§ Task brief: Each entry below is to be copied out exactly and in full.

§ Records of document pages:
* * *

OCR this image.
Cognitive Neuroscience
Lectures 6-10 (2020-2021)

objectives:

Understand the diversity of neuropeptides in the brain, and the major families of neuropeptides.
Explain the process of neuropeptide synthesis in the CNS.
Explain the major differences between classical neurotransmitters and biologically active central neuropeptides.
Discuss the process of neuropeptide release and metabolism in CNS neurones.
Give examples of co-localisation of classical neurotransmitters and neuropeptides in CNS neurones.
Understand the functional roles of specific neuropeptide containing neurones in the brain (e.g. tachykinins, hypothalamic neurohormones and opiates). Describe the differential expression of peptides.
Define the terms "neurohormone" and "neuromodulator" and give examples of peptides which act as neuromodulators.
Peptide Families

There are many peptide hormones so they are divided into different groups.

* * *

§ Solution for this problem:
OCR this image.
Cognitive Neuroscience
Lectures 6-10 (2020-2021)

objectives:

Understand the diversity of neuropeptides in the brain, and the major families of neuropeptides.
Explain the process of neuropeptide synthesis in the CNS.
Explain the major differences between classical neurotransmitters and biologically active central neuropeptides.
Discuss the process of neuropeptide release and metabolism in CNS neurones.
Give examples of co-localisation of classical neurotransmitters and neuropeptides in CNS neurones.
Understand the functional roles of specific neuropeptide containing neurones in the brain (e.g. tachykinins, hypothalamic neurohormones and opiates). Describe the differential expression of peptides.
Define the terms "neurohormone" and "neuromodulator" and give examples of peptides which act as neuromodulators.
Peptide Families

There are many peptide hormones so they are divided into different groups.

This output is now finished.